What is needed
Identify all lines below that hold "example" and collect them.
┌─ Available data
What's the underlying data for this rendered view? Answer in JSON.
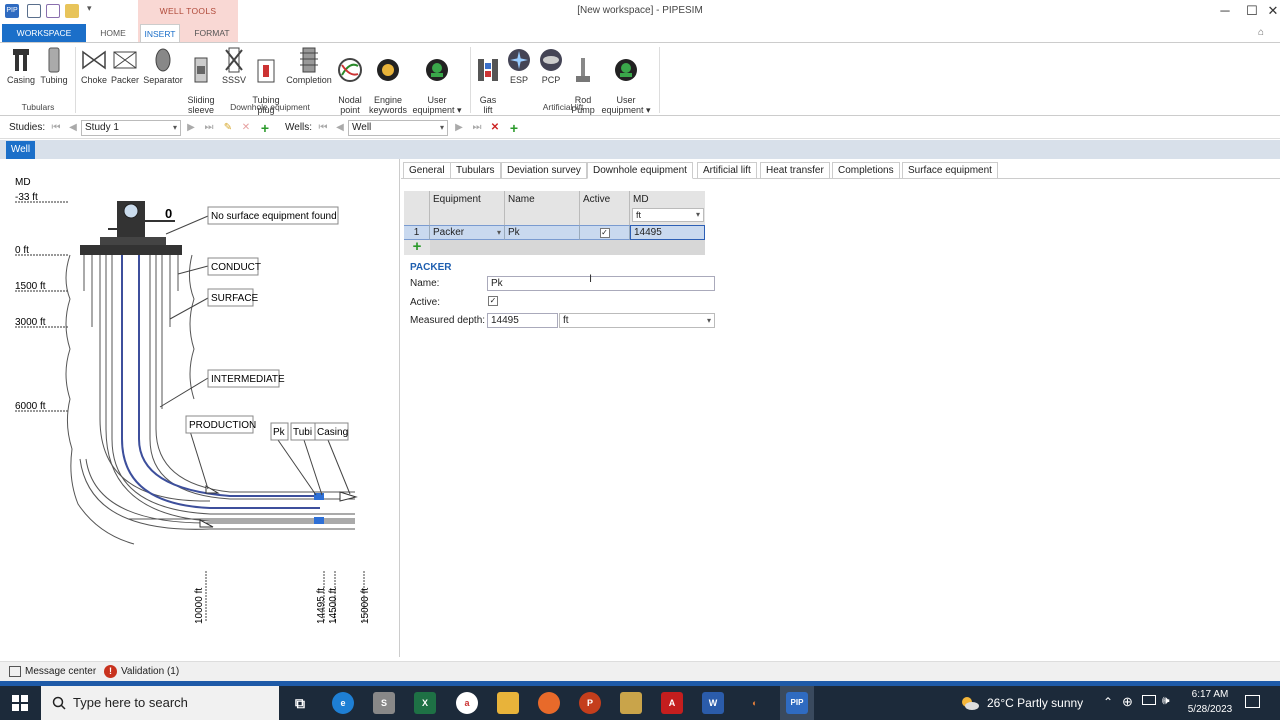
{
  "window": {
    "title": "[New workspace] - PIPESIM",
    "contextual_tab": "WELL TOOLS",
    "min_label": "─",
    "max_label": "☐",
    "close_label": "✕"
  },
  "ribbon_tabs": [
    "WORKSPACE",
    "HOME",
    "INSERT",
    "FORMAT"
  ],
  "ribbon": {
    "tubulars": {
      "group": "Tubulars",
      "items": [
        "Casing",
        "Tubing"
      ]
    },
    "downhole": {
      "group": "Downhole equipment",
      "items": [
        "Choke",
        "Packer",
        "Separator",
        "Sliding\nsleeve",
        "SSSV",
        "Tubing\nplug",
        "Completion",
        "Nodal\npoint",
        "Engine\nkeywords",
        "User\nequipment ▾"
      ]
    },
    "artificial": {
      "group": "Artificial lift",
      "items": [
        "Gas\nlift",
        "ESP",
        "PCP",
        "Rod\nPump",
        "User\nequipment ▾"
      ]
    }
  },
  "toolbar": {
    "studies_label": "Studies:",
    "study_value": "Study 1",
    "wells_label": "Wells:",
    "well_value": "Well"
  },
  "doc_tab": "Well",
  "schematic": {
    "md_label": "MD",
    "depth_labels": [
      "-33 ft",
      "0 ft",
      "1500 ft",
      "3000 ft",
      "6000 ft"
    ],
    "callouts": [
      "No surface equipment found",
      "CONDUCT",
      "SURFACE",
      "INTERMEDIATE",
      "PRODUCTION",
      "Pk",
      "Tubi",
      "Casing"
    ],
    "bottom_depths": [
      "10000 ft",
      "14495 ft",
      "14500 ft",
      "15000 ft"
    ],
    "gauge_value": "0"
  },
  "panel_tabs": [
    "General",
    "Tubulars",
    "Deviation survey",
    "Downhole equipment",
    "Artificial lift",
    "Heat transfer",
    "Completions",
    "Surface equipment"
  ],
  "active_panel_tab": "Downhole equipment",
  "grid": {
    "columns": [
      "Equipment",
      "Name",
      "Active",
      "MD"
    ],
    "md_unit": "ft",
    "rows": [
      {
        "num": "1",
        "equipment": "Packer",
        "name": "Pk",
        "active": "✓",
        "md": "14495"
      }
    ],
    "add_symbol": "+"
  },
  "packer_form": {
    "header": "PACKER",
    "name_label": "Name:",
    "name_value": "Pk",
    "active_label": "Active:",
    "active_check": "✓",
    "md_label": "Measured depth:",
    "md_value": "14495",
    "md_unit": "ft"
  },
  "statusbar": {
    "message_center": "Message center",
    "validation": "Validation (1)"
  },
  "taskbar": {
    "search_placeholder": "Type here to search",
    "weather": "26°C  Partly sunny",
    "time": "6:17 AM",
    "date": "5/28/2023"
  },
  "colors": {
    "accent": "#1b6fc9",
    "contextual": "#f9d8d4",
    "taskbar": "#1c2a3a"
  }
}
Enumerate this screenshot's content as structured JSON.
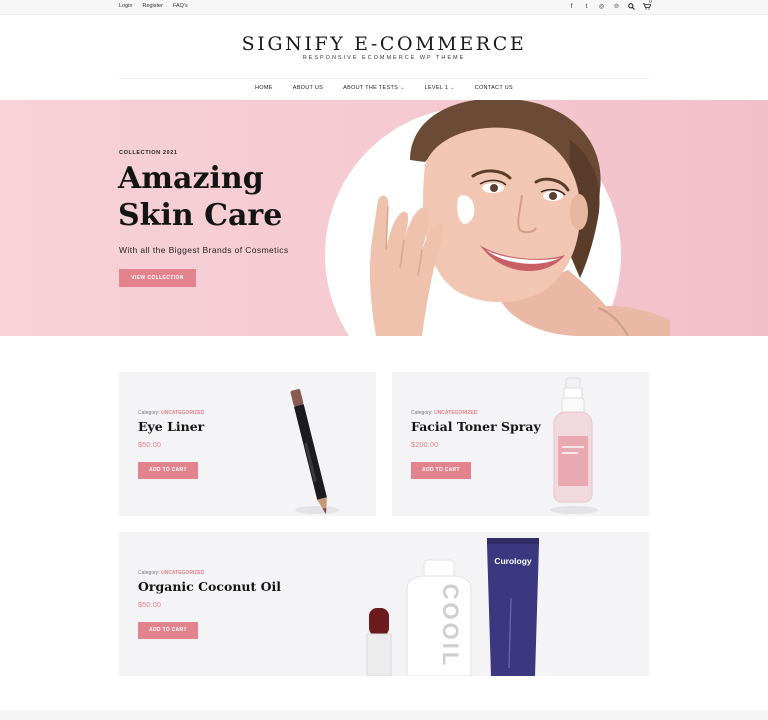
{
  "topbar": {
    "links": [
      "Login",
      "Register",
      "FAQ's"
    ],
    "icons": [
      "facebook-icon",
      "twitter-icon",
      "instagram-icon",
      "pinterest-icon",
      "search-icon",
      "cart-icon"
    ],
    "social_glyphs": [
      "f",
      "t",
      "◎",
      "℗"
    ],
    "cart_count": "0"
  },
  "brand": {
    "title": "SIGNIFY E-COMMERCE",
    "tagline": "RESPONSIVE ECOMMERCE WP THEME"
  },
  "nav": {
    "items": [
      "HOME",
      "ABOUT US",
      "ABOUT THE TESTS",
      "LEVEL 1",
      "CONTACT US"
    ],
    "chevron": "⌄"
  },
  "hero": {
    "eyebrow": "COLLECTION 2021",
    "title": "Amazing Skin Care",
    "subtitle": "With all the Biggest Brands of Cosmetics",
    "button": "VIEW COLLECTION"
  },
  "products": [
    {
      "category_label": "Category:",
      "category": "UNCATEGORIZED",
      "name": "Eye Liner",
      "price": "$50.00",
      "button": "ADD TO CART"
    },
    {
      "category_label": "Category:",
      "category": "UNCATEGORIZED",
      "name": "Facial Toner Spray",
      "price": "$200.00",
      "button": "ADD TO CART"
    },
    {
      "category_label": "Category:",
      "category": "UNCATEGORIZED",
      "name": "Organic Coconut Oil",
      "price": "$50.00",
      "button": "ADD TO CART"
    }
  ],
  "product_images": {
    "tube_brand": "Curology",
    "bottle_text": "COOIL"
  },
  "colors": {
    "accent": "#e2838d",
    "hero_bg": "#f5c9d1",
    "card_bg": "#f4f4f6"
  }
}
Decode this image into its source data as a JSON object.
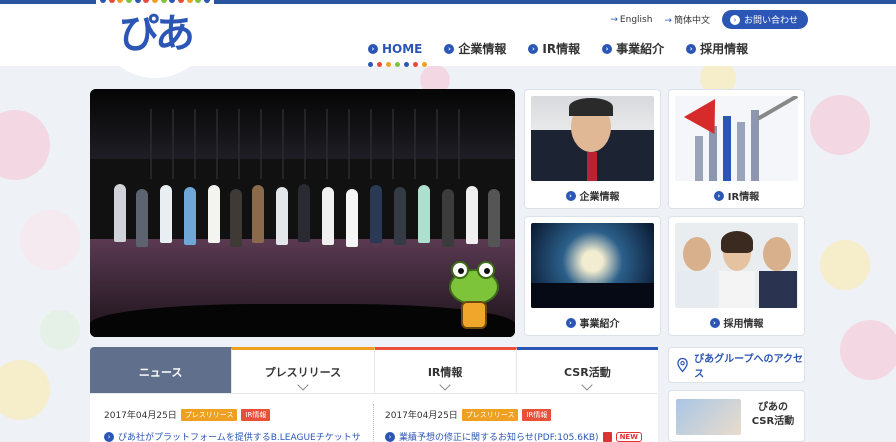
{
  "header": {
    "logo_text": "ぴあ",
    "utility_links": [
      "English",
      "簡体中文"
    ],
    "contact_label": "お問い合わせ"
  },
  "nav": {
    "items": [
      "HOME",
      "企業情報",
      "IR情報",
      "事業紹介",
      "採用情報"
    ],
    "active": "HOME"
  },
  "tiles": [
    {
      "label": "企業情報"
    },
    {
      "label": "IR情報"
    },
    {
      "label": "事業紹介"
    },
    {
      "label": "採用情報"
    }
  ],
  "news": {
    "tabs": [
      "ニュース",
      "プレスリリース",
      "IR情報",
      "CSR活動"
    ],
    "active_tab": "ニュース",
    "items": [
      {
        "date": "2017年04月25日",
        "badges": [
          "プレスリリース",
          "IR情報"
        ],
        "title": "ぴあ社がプラットフォームを提供するB.LEAGUEチケットサ"
      },
      {
        "date": "2017年04月25日",
        "badges": [
          "プレスリリース",
          "IR情報"
        ],
        "title": "業績予想の修正に関するお知らせ(PDF:105.6KB)",
        "new_label": "NEW"
      }
    ]
  },
  "sidebar": {
    "access_label": "ぴあグループへのアクセス",
    "csr_label_1": "ぴあの",
    "csr_label_2": "CSR活動"
  },
  "colors": {
    "brand_blue": "#2b56b5",
    "press_badge": "#f0a020",
    "ir_badge": "#e8503a",
    "tab_active": "#5f6f8c"
  }
}
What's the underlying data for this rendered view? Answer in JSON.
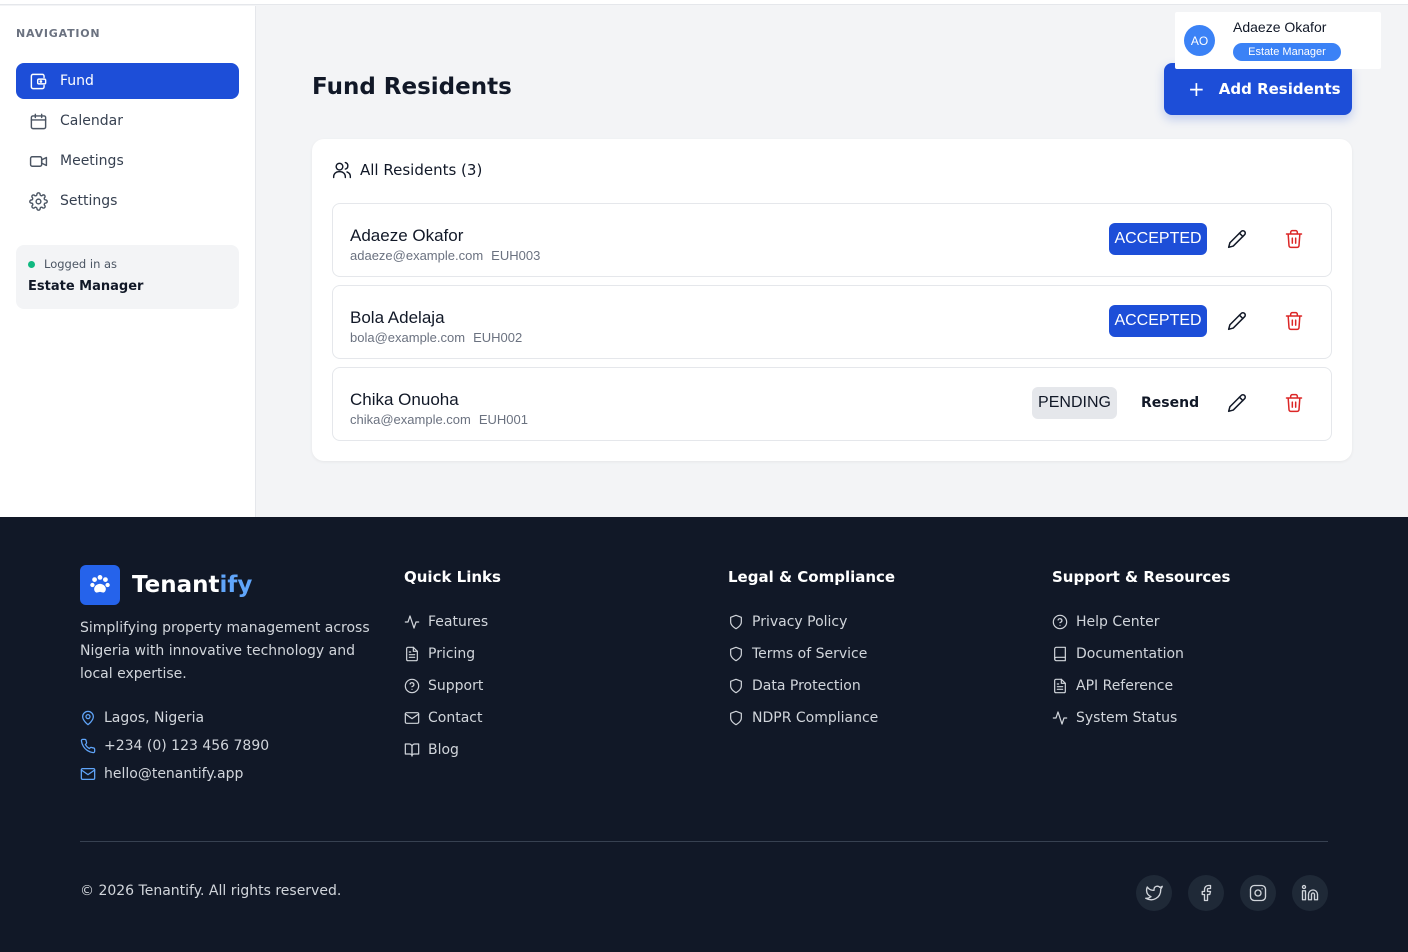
{
  "sidebar": {
    "heading": "NAVIGATION",
    "items": [
      {
        "label": "Fund",
        "icon": "wallet-icon",
        "active": true
      },
      {
        "label": "Calendar",
        "icon": "calendar-icon",
        "active": false
      },
      {
        "label": "Meetings",
        "icon": "video-icon",
        "active": false
      },
      {
        "label": "Settings",
        "icon": "gear-icon",
        "active": false
      }
    ],
    "login": {
      "label": "Logged in as",
      "role": "Estate Manager"
    }
  },
  "header": {
    "user": {
      "initials": "AO",
      "name": "Adaeze Okafor",
      "role": "Estate Manager"
    }
  },
  "main": {
    "title": "Fund Residents",
    "add_button": "Add Residents",
    "list_title": "All Residents (3)",
    "residents": [
      {
        "name": "Adaeze Okafor",
        "email": "adaeze@example.com",
        "unit": "EUH003",
        "status": "ACCEPTED"
      },
      {
        "name": "Bola Adelaja",
        "email": "bola@example.com",
        "unit": "EUH002",
        "status": "ACCEPTED"
      },
      {
        "name": "Chika Onuoha",
        "email": "chika@example.com",
        "unit": "EUH001",
        "status": "PENDING",
        "action": "Resend"
      }
    ]
  },
  "footer": {
    "brand": {
      "name_main": "Tenant",
      "name_accent": "ify"
    },
    "tagline": "Simplifying property management across Nigeria with innovative technology and local expertise.",
    "contact": {
      "location": "Lagos, Nigeria",
      "phone": "+234 (0) 123 456 7890",
      "email": "hello@tenantify.app"
    },
    "quick_links": {
      "title": "Quick Links",
      "items": [
        "Features",
        "Pricing",
        "Support",
        "Contact",
        "Blog"
      ]
    },
    "legal": {
      "title": "Legal & Compliance",
      "items": [
        "Privacy Policy",
        "Terms of Service",
        "Data Protection",
        "NDPR Compliance"
      ]
    },
    "support": {
      "title": "Support & Resources",
      "items": [
        "Help Center",
        "Documentation",
        "API Reference",
        "System Status"
      ]
    },
    "copyright": "© 2026 Tenantify. All rights reserved.",
    "social": [
      "twitter-icon",
      "facebook-icon",
      "instagram-icon",
      "linkedin-icon"
    ]
  },
  "colors": {
    "primary": "#1d4ed8",
    "accent": "#3b82f6",
    "footer_bg": "#111827",
    "danger": "#dc2626",
    "online": "#10b981"
  }
}
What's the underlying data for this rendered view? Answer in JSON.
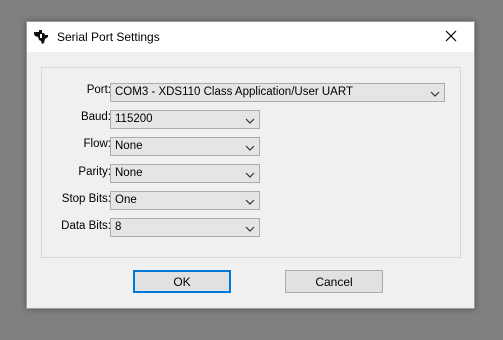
{
  "window": {
    "title": "Serial Port Settings",
    "close_glyph": "✕",
    "icon": "ti-logo-icon"
  },
  "fields": {
    "port": {
      "label": "Port:",
      "value": "COM3 - XDS110 Class Application/User UART"
    },
    "baud": {
      "label": "Baud:",
      "value": "115200"
    },
    "flow": {
      "label": "Flow:",
      "value": "None"
    },
    "parity": {
      "label": "Parity:",
      "value": "None"
    },
    "stop_bits": {
      "label": "Stop Bits:",
      "value": "One"
    },
    "data_bits": {
      "label": "Data Bits:",
      "value": "8"
    }
  },
  "buttons": {
    "ok": "OK",
    "cancel": "Cancel"
  },
  "colors": {
    "accent": "#0078d7",
    "titlebar": "#ffffff",
    "dialog_bg": "#f0f0f0",
    "desktop": "#808080"
  }
}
└─
Solution
        "email": "adaeze@example.com",
        "email": "bola@example.com",
        "email": "chika@example.com",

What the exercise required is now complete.